— REQUIRED WORK —
Write out every record below exactly as it appears.

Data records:
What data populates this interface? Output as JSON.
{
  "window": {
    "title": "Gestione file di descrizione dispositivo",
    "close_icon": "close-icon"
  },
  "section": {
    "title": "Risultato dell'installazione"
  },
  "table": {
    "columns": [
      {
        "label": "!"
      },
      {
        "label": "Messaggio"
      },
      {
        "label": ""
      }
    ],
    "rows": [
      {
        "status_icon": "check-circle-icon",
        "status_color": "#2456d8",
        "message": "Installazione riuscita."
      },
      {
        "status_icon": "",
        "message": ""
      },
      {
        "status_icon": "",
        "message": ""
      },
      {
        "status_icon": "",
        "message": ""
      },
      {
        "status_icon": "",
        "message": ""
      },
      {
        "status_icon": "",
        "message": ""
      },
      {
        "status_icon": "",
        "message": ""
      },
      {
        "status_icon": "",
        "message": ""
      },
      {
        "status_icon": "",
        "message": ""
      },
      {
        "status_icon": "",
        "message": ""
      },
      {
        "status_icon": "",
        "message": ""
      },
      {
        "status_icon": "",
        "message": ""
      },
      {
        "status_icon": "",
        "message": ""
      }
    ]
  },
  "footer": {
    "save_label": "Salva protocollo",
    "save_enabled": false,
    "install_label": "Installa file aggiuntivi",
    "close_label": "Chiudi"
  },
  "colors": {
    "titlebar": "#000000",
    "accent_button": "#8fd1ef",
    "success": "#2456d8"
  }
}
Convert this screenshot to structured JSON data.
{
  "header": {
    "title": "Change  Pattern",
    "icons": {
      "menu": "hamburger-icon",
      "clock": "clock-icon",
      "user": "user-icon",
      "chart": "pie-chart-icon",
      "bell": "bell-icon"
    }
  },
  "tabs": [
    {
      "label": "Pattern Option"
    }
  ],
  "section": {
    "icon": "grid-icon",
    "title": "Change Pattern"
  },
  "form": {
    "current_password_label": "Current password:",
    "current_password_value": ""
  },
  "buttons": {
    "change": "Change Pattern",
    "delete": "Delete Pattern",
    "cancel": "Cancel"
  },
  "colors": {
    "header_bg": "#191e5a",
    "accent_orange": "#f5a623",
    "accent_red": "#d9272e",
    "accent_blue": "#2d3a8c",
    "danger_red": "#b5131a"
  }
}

— FINISHED TASK —
What data populates this interface? Output as JSON.
{
  "window": {
    "title": "Gestione file di descrizione dispositivo",
    "close_icon": "close-icon"
  },
  "section": {
    "title": "Risultato dell'installazione"
  },
  "table": {
    "columns": [
      {
        "label": "!"
      },
      {
        "label": "Messaggio"
      },
      {
        "label": ""
      }
    ],
    "rows": [
      {
        "status_icon": "check-circle-icon",
        "status_color": "#2456d8",
        "message": "Installazione riuscita."
      },
      {
        "status_icon": "",
        "message": ""
      },
      {
        "status_icon": "",
        "message": ""
      },
      {
        "status_icon": "",
        "message": ""
      },
      {
        "status_icon": "",
        "message": ""
      },
      {
        "status_icon": "",
        "message": ""
      },
      {
        "status_icon": "",
        "message": ""
      },
      {
        "status_icon": "",
        "message": ""
      },
      {
        "status_icon": "",
        "message": ""
      },
      {
        "status_icon": "",
        "message": ""
      },
      {
        "status_icon": "",
        "message": ""
      },
      {
        "status_icon": "",
        "message": ""
      },
      {
        "status_icon": "",
        "message": ""
      }
    ]
  },
  "footer": {
    "save_label": "Salva protocollo",
    "save_enabled": false,
    "install_label": "Installa file aggiuntivi",
    "close_label": "Chiudi"
  },
  "colors": {
    "titlebar": "#000000",
    "accent_button": "#8fd1ef",
    "success": "#2456d8"
  }
}
Convert this screenshot to structured JSON data.
{
  "header": {
    "title": "Change  Pattern",
    "icons": {
      "menu": "hamburger-icon",
      "clock": "clock-icon",
      "user": "user-icon",
      "chart": "pie-chart-icon",
      "bell": "bell-icon"
    }
  },
  "tabs": [
    {
      "label": "Pattern Option"
    }
  ],
  "section": {
    "icon": "grid-icon",
    "title": "Change Pattern"
  },
  "form": {
    "current_password_label": "Current password:",
    "current_password_value": ""
  },
  "buttons": {
    "change": "Change Pattern",
    "delete": "Delete Pattern",
    "cancel": "Cancel"
  },
  "colors": {
    "header_bg": "#191e5a",
    "accent_orange": "#f5a623",
    "accent_red": "#d9272e",
    "accent_blue": "#2d3a8c",
    "danger_red": "#b5131a"
  }
}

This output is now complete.